(Listings of element locations)
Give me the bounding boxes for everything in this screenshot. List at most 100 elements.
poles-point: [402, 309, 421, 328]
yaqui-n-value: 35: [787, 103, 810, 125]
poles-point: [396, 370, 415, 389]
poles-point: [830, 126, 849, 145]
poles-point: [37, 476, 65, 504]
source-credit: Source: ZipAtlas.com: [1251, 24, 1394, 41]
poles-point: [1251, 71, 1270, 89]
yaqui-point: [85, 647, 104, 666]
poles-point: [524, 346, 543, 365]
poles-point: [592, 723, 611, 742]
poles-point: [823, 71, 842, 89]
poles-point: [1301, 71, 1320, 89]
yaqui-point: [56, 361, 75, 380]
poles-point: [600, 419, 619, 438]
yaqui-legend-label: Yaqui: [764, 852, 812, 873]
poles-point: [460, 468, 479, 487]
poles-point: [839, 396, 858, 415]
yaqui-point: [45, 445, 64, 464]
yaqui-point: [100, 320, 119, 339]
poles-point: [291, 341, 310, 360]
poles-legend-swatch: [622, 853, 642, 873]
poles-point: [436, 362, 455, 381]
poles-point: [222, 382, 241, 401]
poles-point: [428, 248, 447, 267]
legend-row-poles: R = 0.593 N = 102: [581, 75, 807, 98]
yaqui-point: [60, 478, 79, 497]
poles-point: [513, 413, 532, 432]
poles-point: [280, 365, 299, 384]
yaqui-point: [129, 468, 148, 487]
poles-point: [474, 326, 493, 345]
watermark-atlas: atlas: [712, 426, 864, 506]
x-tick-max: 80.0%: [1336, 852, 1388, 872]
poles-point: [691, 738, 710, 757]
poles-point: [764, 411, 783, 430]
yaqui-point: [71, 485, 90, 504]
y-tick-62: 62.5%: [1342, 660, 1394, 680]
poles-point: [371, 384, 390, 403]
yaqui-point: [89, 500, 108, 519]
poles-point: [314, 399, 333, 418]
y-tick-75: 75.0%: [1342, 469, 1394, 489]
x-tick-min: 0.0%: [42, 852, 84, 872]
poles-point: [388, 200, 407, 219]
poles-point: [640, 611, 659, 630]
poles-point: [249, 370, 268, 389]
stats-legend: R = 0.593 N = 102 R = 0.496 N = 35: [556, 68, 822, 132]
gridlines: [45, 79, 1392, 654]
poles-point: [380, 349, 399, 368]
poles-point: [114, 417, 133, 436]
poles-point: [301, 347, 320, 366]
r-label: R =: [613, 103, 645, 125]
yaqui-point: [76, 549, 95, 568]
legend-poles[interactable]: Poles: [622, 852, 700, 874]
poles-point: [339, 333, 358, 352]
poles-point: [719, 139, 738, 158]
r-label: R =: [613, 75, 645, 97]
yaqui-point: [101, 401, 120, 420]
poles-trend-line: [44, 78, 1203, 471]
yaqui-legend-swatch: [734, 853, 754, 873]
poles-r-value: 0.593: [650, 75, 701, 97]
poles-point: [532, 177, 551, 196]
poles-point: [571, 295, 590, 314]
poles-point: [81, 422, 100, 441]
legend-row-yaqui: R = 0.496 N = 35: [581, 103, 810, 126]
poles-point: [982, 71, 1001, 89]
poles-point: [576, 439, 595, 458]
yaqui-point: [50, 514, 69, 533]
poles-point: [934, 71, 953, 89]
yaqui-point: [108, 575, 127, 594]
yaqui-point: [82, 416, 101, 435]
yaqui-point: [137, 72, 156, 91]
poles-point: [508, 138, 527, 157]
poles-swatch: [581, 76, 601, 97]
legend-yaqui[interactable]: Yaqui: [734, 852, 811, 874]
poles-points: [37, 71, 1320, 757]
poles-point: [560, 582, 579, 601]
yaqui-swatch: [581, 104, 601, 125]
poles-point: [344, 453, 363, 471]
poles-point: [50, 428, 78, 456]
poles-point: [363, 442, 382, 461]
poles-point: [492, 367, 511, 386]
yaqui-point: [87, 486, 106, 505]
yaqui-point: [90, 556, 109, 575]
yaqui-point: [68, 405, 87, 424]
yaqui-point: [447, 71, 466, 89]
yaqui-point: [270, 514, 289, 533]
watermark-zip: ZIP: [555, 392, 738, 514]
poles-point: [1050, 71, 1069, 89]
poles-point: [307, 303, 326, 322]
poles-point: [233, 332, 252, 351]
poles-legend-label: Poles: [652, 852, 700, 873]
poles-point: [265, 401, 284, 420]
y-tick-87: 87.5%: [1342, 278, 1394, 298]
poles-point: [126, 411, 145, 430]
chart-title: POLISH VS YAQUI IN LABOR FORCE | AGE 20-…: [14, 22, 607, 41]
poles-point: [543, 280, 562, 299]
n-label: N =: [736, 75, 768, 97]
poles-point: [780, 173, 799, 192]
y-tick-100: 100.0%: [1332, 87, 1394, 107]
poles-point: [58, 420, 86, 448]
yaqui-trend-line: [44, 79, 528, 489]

**Objective:**
Could you copy out every line of the records above, word for word and in the same order?

**Response below:**
Give me the bounding boxes for everything in this screenshot. List at most 100 elements.
poles-point: [402, 309, 421, 328]
yaqui-n-value: 35: [787, 103, 810, 125]
poles-point: [396, 370, 415, 389]
poles-point: [830, 126, 849, 145]
poles-point: [37, 476, 65, 504]
source-credit: Source: ZipAtlas.com: [1251, 24, 1394, 41]
poles-point: [1251, 71, 1270, 89]
yaqui-point: [85, 647, 104, 666]
poles-point: [524, 346, 543, 365]
poles-point: [592, 723, 611, 742]
poles-point: [823, 71, 842, 89]
poles-point: [1301, 71, 1320, 89]
yaqui-point: [56, 361, 75, 380]
poles-point: [600, 419, 619, 438]
yaqui-legend-label: Yaqui: [764, 852, 812, 873]
poles-point: [460, 468, 479, 487]
poles-point: [839, 396, 858, 415]
yaqui-point: [45, 445, 64, 464]
yaqui-point: [100, 320, 119, 339]
poles-point: [291, 341, 310, 360]
poles-legend-swatch: [622, 853, 642, 873]
poles-point: [436, 362, 455, 381]
poles-point: [222, 382, 241, 401]
poles-point: [428, 248, 447, 267]
legend-row-poles: R = 0.593 N = 102: [581, 75, 807, 98]
yaqui-point: [60, 478, 79, 497]
poles-point: [513, 413, 532, 432]
poles-point: [280, 365, 299, 384]
yaqui-point: [129, 468, 148, 487]
poles-point: [474, 326, 493, 345]
watermark-atlas: atlas: [712, 426, 864, 506]
x-tick-max: 80.0%: [1336, 852, 1388, 872]
poles-point: [691, 738, 710, 757]
poles-point: [764, 411, 783, 430]
yaqui-point: [71, 485, 90, 504]
y-tick-62: 62.5%: [1342, 660, 1394, 680]
poles-point: [371, 384, 390, 403]
yaqui-point: [89, 500, 108, 519]
poles-point: [314, 399, 333, 418]
y-tick-75: 75.0%: [1342, 469, 1394, 489]
x-tick-min: 0.0%: [42, 852, 84, 872]
poles-point: [388, 200, 407, 219]
poles-point: [640, 611, 659, 630]
poles-point: [249, 370, 268, 389]
stats-legend: R = 0.593 N = 102 R = 0.496 N = 35: [556, 68, 822, 132]
gridlines: [45, 79, 1392, 654]
poles-point: [380, 349, 399, 368]
poles-point: [114, 417, 133, 436]
poles-point: [301, 347, 320, 366]
r-label: R =: [613, 103, 645, 125]
yaqui-point: [76, 549, 95, 568]
legend-poles[interactable]: Poles: [622, 852, 700, 874]
poles-point: [339, 333, 358, 352]
poles-point: [719, 139, 738, 158]
r-label: R =: [613, 75, 645, 97]
yaqui-point: [101, 401, 120, 420]
poles-trend-line: [44, 78, 1203, 471]
yaqui-legend-swatch: [734, 853, 754, 873]
poles-r-value: 0.593: [650, 75, 701, 97]
poles-point: [532, 177, 551, 196]
poles-point: [571, 295, 590, 314]
poles-point: [81, 422, 100, 441]
legend-row-yaqui: R = 0.496 N = 35: [581, 103, 810, 126]
poles-point: [982, 71, 1001, 89]
poles-point: [576, 439, 595, 458]
yaqui-point: [50, 514, 69, 533]
poles-point: [934, 71, 953, 89]
yaqui-point: [108, 575, 127, 594]
yaqui-point: [82, 416, 101, 435]
yaqui-point: [137, 72, 156, 91]
poles-point: [508, 138, 527, 157]
poles-swatch: [581, 76, 601, 97]
legend-yaqui[interactable]: Yaqui: [734, 852, 811, 874]
poles-points: [37, 71, 1320, 757]
poles-point: [560, 582, 579, 601]
yaqui-swatch: [581, 104, 601, 125]
poles-point: [344, 453, 363, 471]
poles-point: [50, 428, 78, 456]
poles-point: [363, 442, 382, 461]
poles-point: [492, 367, 511, 386]
yaqui-point: [87, 486, 106, 505]
yaqui-point: [90, 556, 109, 575]
yaqui-point: [68, 405, 87, 424]
yaqui-point: [447, 71, 466, 89]
yaqui-point: [270, 514, 289, 533]
watermark-zip: ZIP: [555, 392, 738, 514]
poles-point: [1050, 71, 1069, 89]
poles-point: [307, 303, 326, 322]
poles-point: [233, 332, 252, 351]
poles-legend-label: Poles: [652, 852, 700, 873]
poles-point: [265, 401, 284, 420]
y-tick-87: 87.5%: [1342, 278, 1394, 298]
poles-point: [126, 411, 145, 430]
chart-title: POLISH VS YAQUI IN LABOR FORCE | AGE 20-…: [14, 22, 607, 41]
poles-point: [543, 280, 562, 299]
n-label: N =: [736, 75, 768, 97]
poles-point: [780, 173, 799, 192]
y-tick-100: 100.0%: [1332, 87, 1394, 107]
poles-point: [58, 420, 86, 448]
yaqui-trend-line: [44, 79, 528, 489]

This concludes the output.